Reproduce all records exactly.
○ ○ ○ ○ ○
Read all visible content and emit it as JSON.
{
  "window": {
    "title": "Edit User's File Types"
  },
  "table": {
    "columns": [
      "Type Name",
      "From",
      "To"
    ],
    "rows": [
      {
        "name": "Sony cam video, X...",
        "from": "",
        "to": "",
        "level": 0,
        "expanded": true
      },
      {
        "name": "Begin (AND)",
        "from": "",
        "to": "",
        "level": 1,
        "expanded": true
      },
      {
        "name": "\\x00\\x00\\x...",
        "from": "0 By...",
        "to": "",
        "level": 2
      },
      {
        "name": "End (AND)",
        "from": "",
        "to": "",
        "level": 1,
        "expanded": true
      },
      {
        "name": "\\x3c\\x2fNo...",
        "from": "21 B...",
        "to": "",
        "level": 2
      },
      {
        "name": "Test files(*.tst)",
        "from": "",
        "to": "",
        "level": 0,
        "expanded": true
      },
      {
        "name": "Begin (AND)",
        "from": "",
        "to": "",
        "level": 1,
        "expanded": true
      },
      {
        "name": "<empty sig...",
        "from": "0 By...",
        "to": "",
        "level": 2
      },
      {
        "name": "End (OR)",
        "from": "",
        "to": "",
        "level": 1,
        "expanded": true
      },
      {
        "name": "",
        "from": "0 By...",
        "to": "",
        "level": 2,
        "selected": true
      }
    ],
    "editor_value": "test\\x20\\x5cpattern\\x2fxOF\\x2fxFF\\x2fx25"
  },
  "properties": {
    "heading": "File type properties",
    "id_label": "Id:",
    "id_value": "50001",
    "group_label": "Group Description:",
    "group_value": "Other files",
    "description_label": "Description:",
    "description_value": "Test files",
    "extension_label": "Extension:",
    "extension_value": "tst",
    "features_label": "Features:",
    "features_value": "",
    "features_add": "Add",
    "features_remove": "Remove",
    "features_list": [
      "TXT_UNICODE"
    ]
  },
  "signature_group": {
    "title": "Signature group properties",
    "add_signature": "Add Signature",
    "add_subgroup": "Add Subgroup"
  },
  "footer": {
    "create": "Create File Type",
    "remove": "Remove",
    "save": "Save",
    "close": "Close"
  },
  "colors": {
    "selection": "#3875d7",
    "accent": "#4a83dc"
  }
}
○ ○ ○ ○ ○
▶ [Response below]
Read all visible content and emit it as JSON.
{
  "window": {
    "title": "Edit User's File Types"
  },
  "table": {
    "columns": [
      "Type Name",
      "From",
      "To"
    ],
    "rows": [
      {
        "name": "Sony cam video, X...",
        "from": "",
        "to": "",
        "level": 0,
        "expanded": true
      },
      {
        "name": "Begin (AND)",
        "from": "",
        "to": "",
        "level": 1,
        "expanded": true
      },
      {
        "name": "\\x00\\x00\\x...",
        "from": "0 By...",
        "to": "",
        "level": 2
      },
      {
        "name": "End (AND)",
        "from": "",
        "to": "",
        "level": 1,
        "expanded": true
      },
      {
        "name": "\\x3c\\x2fNo...",
        "from": "21 B...",
        "to": "",
        "level": 2
      },
      {
        "name": "Test files(*.tst)",
        "from": "",
        "to": "",
        "level": 0,
        "expanded": true
      },
      {
        "name": "Begin (AND)",
        "from": "",
        "to": "",
        "level": 1,
        "expanded": true
      },
      {
        "name": "<empty sig...",
        "from": "0 By...",
        "to": "",
        "level": 2
      },
      {
        "name": "End (OR)",
        "from": "",
        "to": "",
        "level": 1,
        "expanded": true
      },
      {
        "name": "",
        "from": "0 By...",
        "to": "",
        "level": 2,
        "selected": true
      }
    ],
    "editor_value": "test\\x20\\x5cpattern\\x2fxOF\\x2fxFF\\x2fx25"
  },
  "properties": {
    "heading": "File type properties",
    "id_label": "Id:",
    "id_value": "50001",
    "group_label": "Group Description:",
    "group_value": "Other files",
    "description_label": "Description:",
    "description_value": "Test files",
    "extension_label": "Extension:",
    "extension_value": "tst",
    "features_label": "Features:",
    "features_value": "",
    "features_add": "Add",
    "features_remove": "Remove",
    "features_list": [
      "TXT_UNICODE"
    ]
  },
  "signature_group": {
    "title": "Signature group properties",
    "add_signature": "Add Signature",
    "add_subgroup": "Add Subgroup"
  },
  "footer": {
    "create": "Create File Type",
    "remove": "Remove",
    "save": "Save",
    "close": "Close"
  },
  "colors": {
    "selection": "#3875d7",
    "accent": "#4a83dc"
  }
}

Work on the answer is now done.